Exercise prompt
Tally every line of the listing below that holds "image", then give the tally alone.

Data provided
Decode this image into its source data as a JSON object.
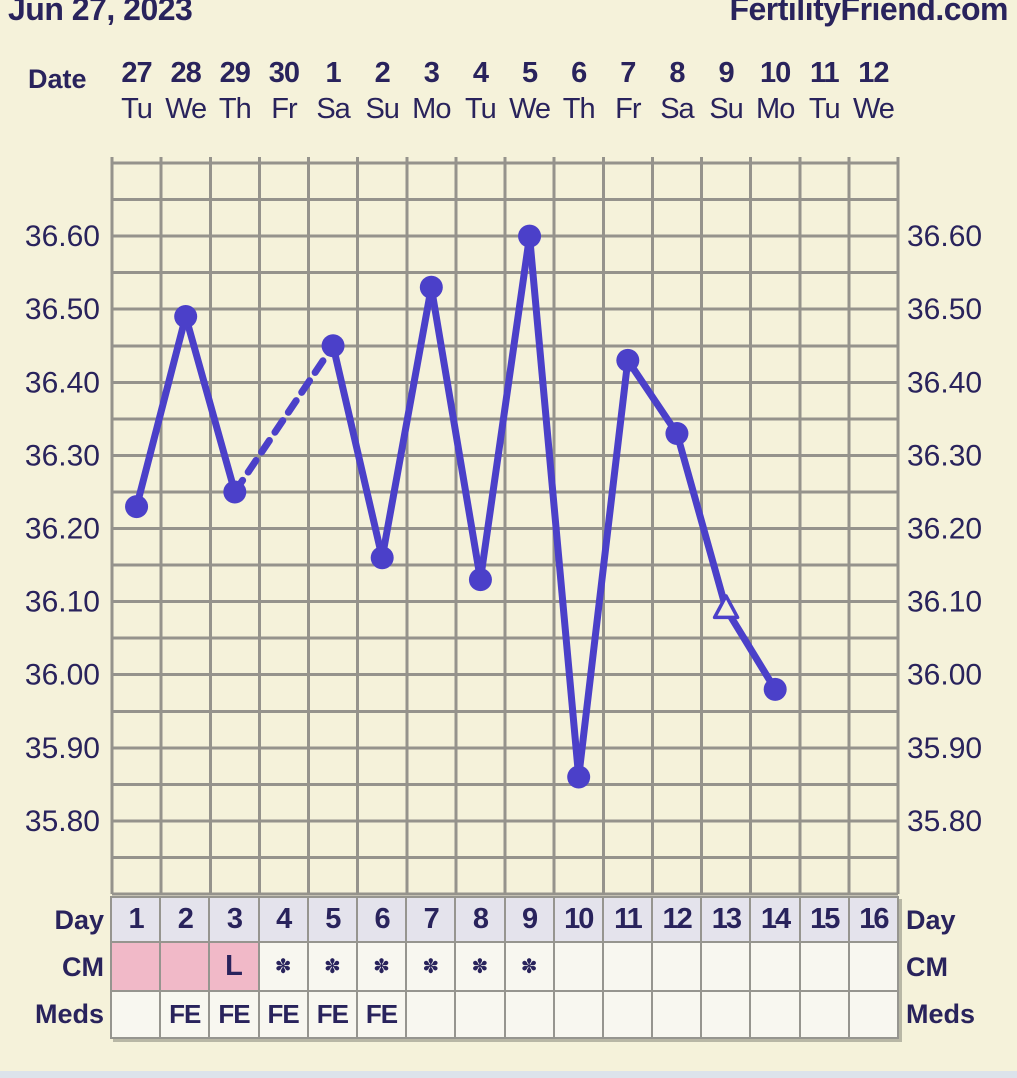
{
  "header": {
    "date": "Jun 27, 2023",
    "brand": "FertilityFriend.com"
  },
  "colors": {
    "background": "#f5f2da",
    "text_navy": "#29235c",
    "line_blue": "#4b40c9",
    "grid_gray": "#95938c",
    "day_row_bg": "#e4e3ec",
    "cell_bg": "#f8f7f0",
    "cm_highlight": "#f1b9c8",
    "table_border": "#96958f",
    "footer_strip": "#dce3eb"
  },
  "chart_data": {
    "type": "line",
    "title": "Basal body temperature chart",
    "x_axis": {
      "label": "Date",
      "dates": [
        "27",
        "28",
        "29",
        "30",
        "1",
        "2",
        "3",
        "4",
        "5",
        "6",
        "7",
        "8",
        "9",
        "10",
        "11",
        "12"
      ],
      "weekdays": [
        "Tu",
        "We",
        "Th",
        "Fr",
        "Sa",
        "Su",
        "Mo",
        "Tu",
        "We",
        "Th",
        "Fr",
        "Sa",
        "Su",
        "Mo",
        "Tu",
        "We"
      ]
    },
    "y_axis": {
      "tick_labels": [
        "36.60",
        "36.50",
        "36.40",
        "36.30",
        "36.20",
        "36.10",
        "36.00",
        "35.90",
        "35.80"
      ],
      "top_value": 36.7,
      "bottom_value": 35.7,
      "gridline_step": 0.05,
      "labels_on_both_sides": true
    },
    "grid": "on",
    "series": [
      {
        "name": "temperature",
        "points": [
          {
            "day": 1,
            "temp": 36.23,
            "marker": "circle"
          },
          {
            "day": 2,
            "temp": 36.49,
            "marker": "circle"
          },
          {
            "day": 3,
            "temp": 36.25,
            "marker": "circle"
          },
          {
            "day": 5,
            "temp": 36.45,
            "marker": "circle"
          },
          {
            "day": 6,
            "temp": 36.16,
            "marker": "circle"
          },
          {
            "day": 7,
            "temp": 36.53,
            "marker": "circle"
          },
          {
            "day": 8,
            "temp": 36.13,
            "marker": "circle"
          },
          {
            "day": 9,
            "temp": 36.6,
            "marker": "circle"
          },
          {
            "day": 10,
            "temp": 35.86,
            "marker": "circle"
          },
          {
            "day": 11,
            "temp": 36.43,
            "marker": "circle"
          },
          {
            "day": 12,
            "temp": 36.33,
            "marker": "circle"
          },
          {
            "day": 13,
            "temp": 36.09,
            "marker": "open-triangle"
          },
          {
            "day": 14,
            "temp": 35.98,
            "marker": "circle"
          }
        ],
        "missing_days": [
          4,
          15,
          16
        ],
        "note": "segment between day 3 and day 5 drawn dashed (missing day 4)"
      }
    ]
  },
  "table": {
    "day_label": "Day",
    "cm_label": "CM",
    "meds_label": "Meds",
    "day_numbers": [
      "1",
      "2",
      "3",
      "4",
      "5",
      "6",
      "7",
      "8",
      "9",
      "10",
      "11",
      "12",
      "13",
      "14",
      "15",
      "16"
    ],
    "cm_values": [
      "",
      "",
      "L",
      "✽",
      "✽",
      "✽",
      "✽",
      "✽",
      "✽",
      "",
      "",
      "",
      "",
      "",
      "",
      ""
    ],
    "cm_highlighted": [
      true,
      true,
      true,
      false,
      false,
      false,
      false,
      false,
      false,
      false,
      false,
      false,
      false,
      false,
      false,
      false
    ],
    "meds_values": [
      "",
      "FE",
      "FE",
      "FE",
      "FE",
      "FE",
      "",
      "",
      "",
      "",
      "",
      "",
      "",
      "",
      "",
      ""
    ]
  }
}
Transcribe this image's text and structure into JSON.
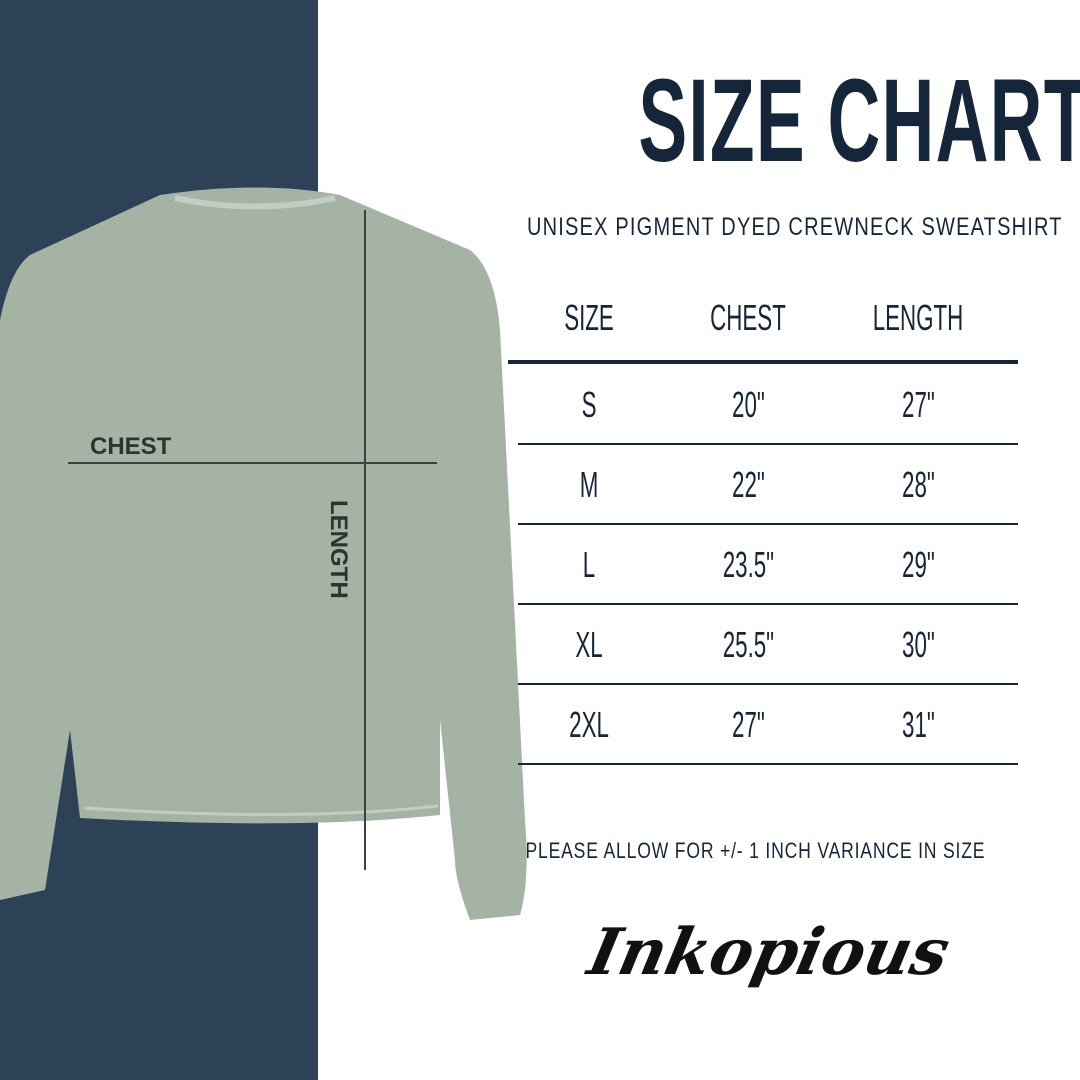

Completed task
2